====== DOCUMENT SECTION ======

Jan. 2 - 8:00 a.m. Rose Parade (the reason for our trip)

Jan. 3 - must meet with band director in Downey to retreive daughter


Five years ago our middle child also marched in the Rose Parade and it was absolutely one of the best trips we've ever done. Simularly, we flew out as a family (2 adults, 3 teens) ahead of time. We stayed in Carlsbad (Tamarack Resort) and covered most of the main tourist spots in San Diego and LA. Because of this, we would like to stay north of LA this time and hit those tourist spots. So far I have Hearst Castle/seal watching, driving PCH 1 and Solvang/wine tasting on our list.  My husband isn't one to go on vacation and then spend the day at the resort. He really would like to explore something, even if it is small.

Right now I have a 2 BR unit reserved at San Luis Bay Inn in Avila from Dec. 23-30 (40 TP, Fri-Fri, with cancellation insurance) and a 2BR unit at Channel Shores in Oxnard from Dec. 28-Jan. 4 on hold (33 TP, Wed-Wed).  I do not have any TP left for exchanging unless I deposit one more week.  My original plan was to be in Avila through the 30th and then to move to another timeshare for the next week (probably having to stay in a hotel for one night inbetween timeshares because of the check-in dates). On the 28th, we would have a long day bringing our daughter to the band to and from Avila, but my husband says he's willing to do it.  If we reserved the Oxnard unit, we could potentially not use the last two days of Avila and then just stay in Oxnard after dropping her off.

====== INFORMATION PROVIDED ======

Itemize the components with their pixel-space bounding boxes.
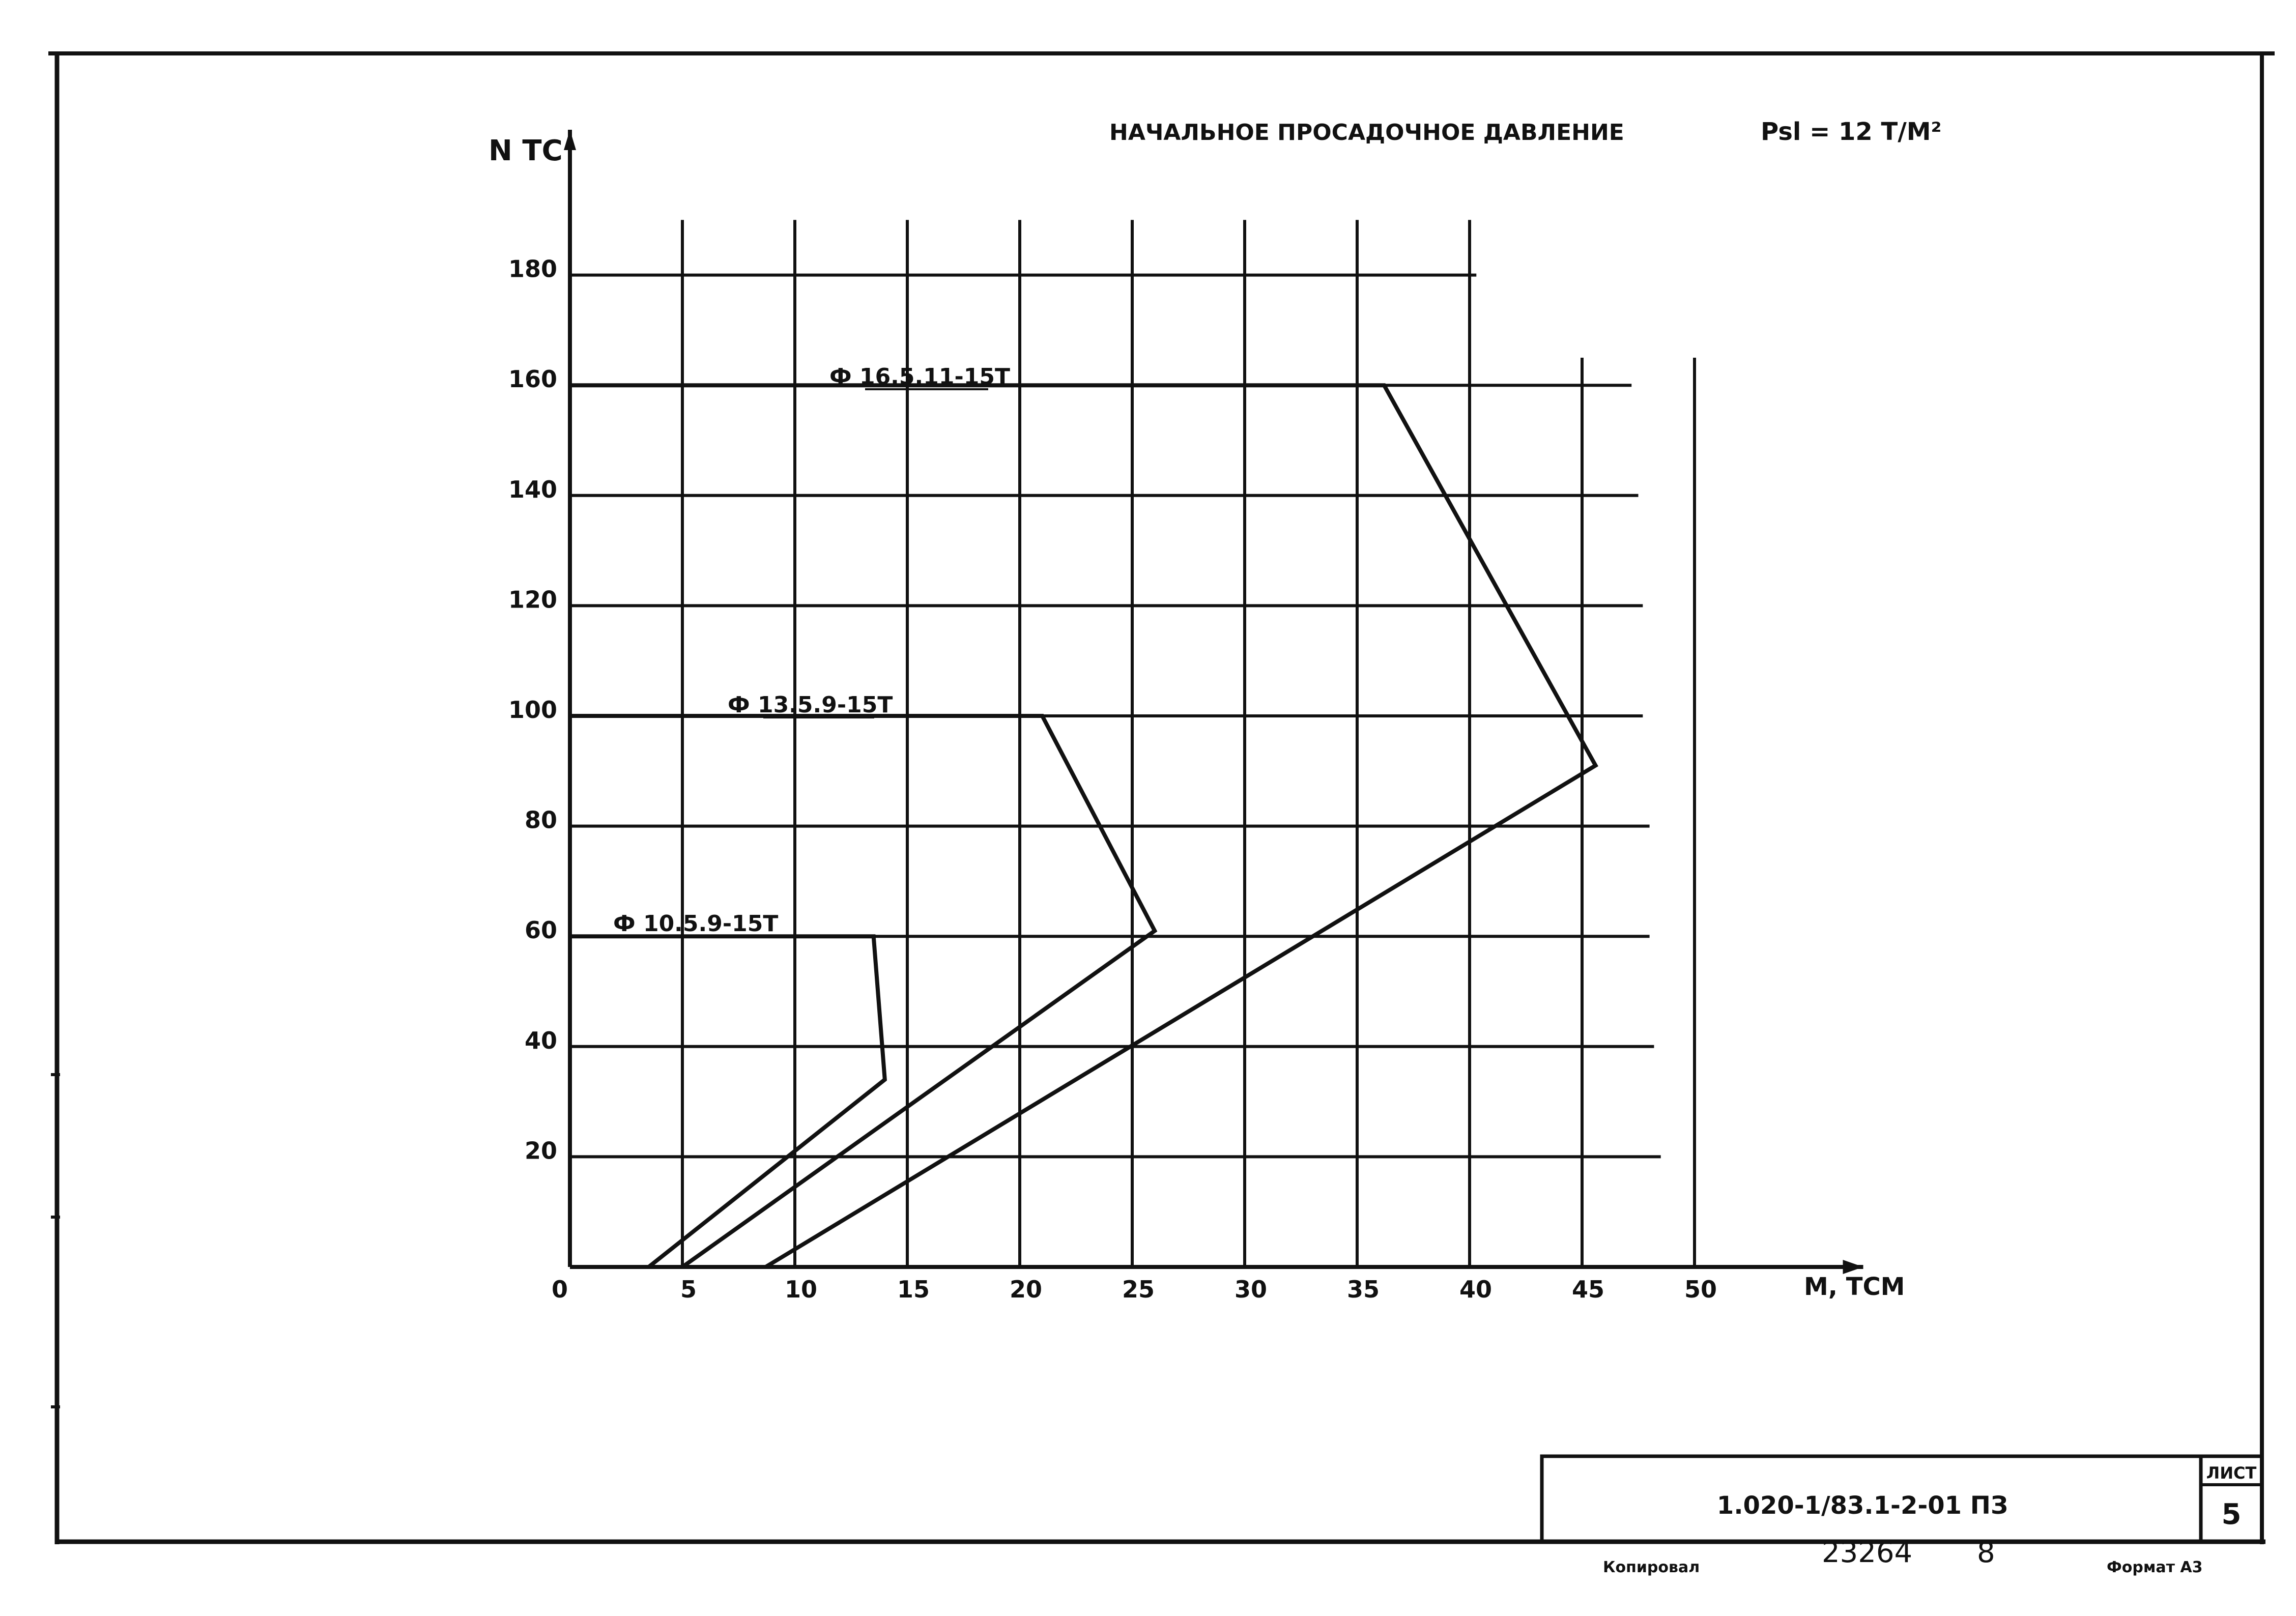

======

● WORK TO DO:
Please answer from the trip-planning post: where did the family stay five years ago, when their middle child marched in the Rose Parade?

● RESPONSE BELOW:
At the Tamarack Resort in Carlsbad.